<<<<
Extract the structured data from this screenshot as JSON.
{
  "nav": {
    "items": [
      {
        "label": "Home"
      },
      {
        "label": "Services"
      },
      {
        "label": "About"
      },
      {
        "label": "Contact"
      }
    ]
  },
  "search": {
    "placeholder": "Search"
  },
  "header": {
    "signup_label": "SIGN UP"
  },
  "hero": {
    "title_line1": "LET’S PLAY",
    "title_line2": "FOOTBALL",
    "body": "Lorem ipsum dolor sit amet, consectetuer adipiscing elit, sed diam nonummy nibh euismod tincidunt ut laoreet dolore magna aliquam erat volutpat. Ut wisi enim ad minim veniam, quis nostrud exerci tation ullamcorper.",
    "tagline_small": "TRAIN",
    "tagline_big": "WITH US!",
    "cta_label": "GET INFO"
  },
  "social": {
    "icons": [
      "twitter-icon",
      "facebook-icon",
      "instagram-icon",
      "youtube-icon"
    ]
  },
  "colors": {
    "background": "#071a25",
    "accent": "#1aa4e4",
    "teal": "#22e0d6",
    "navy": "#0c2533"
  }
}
>>>>
*What to do*: Each line above is to be repeated exactly.

*Complete output*:
Extract the structured data from this screenshot as JSON.
{
  "nav": {
    "items": [
      {
        "label": "Home"
      },
      {
        "label": "Services"
      },
      {
        "label": "About"
      },
      {
        "label": "Contact"
      }
    ]
  },
  "search": {
    "placeholder": "Search"
  },
  "header": {
    "signup_label": "SIGN UP"
  },
  "hero": {
    "title_line1": "LET’S PLAY",
    "title_line2": "FOOTBALL",
    "body": "Lorem ipsum dolor sit amet, consectetuer adipiscing elit, sed diam nonummy nibh euismod tincidunt ut laoreet dolore magna aliquam erat volutpat. Ut wisi enim ad minim veniam, quis nostrud exerci tation ullamcorper.",
    "tagline_small": "TRAIN",
    "tagline_big": "WITH US!",
    "cta_label": "GET INFO"
  },
  "social": {
    "icons": [
      "twitter-icon",
      "facebook-icon",
      "instagram-icon",
      "youtube-icon"
    ]
  },
  "colors": {
    "background": "#071a25",
    "accent": "#1aa4e4",
    "teal": "#22e0d6",
    "navy": "#0c2533"
  }
}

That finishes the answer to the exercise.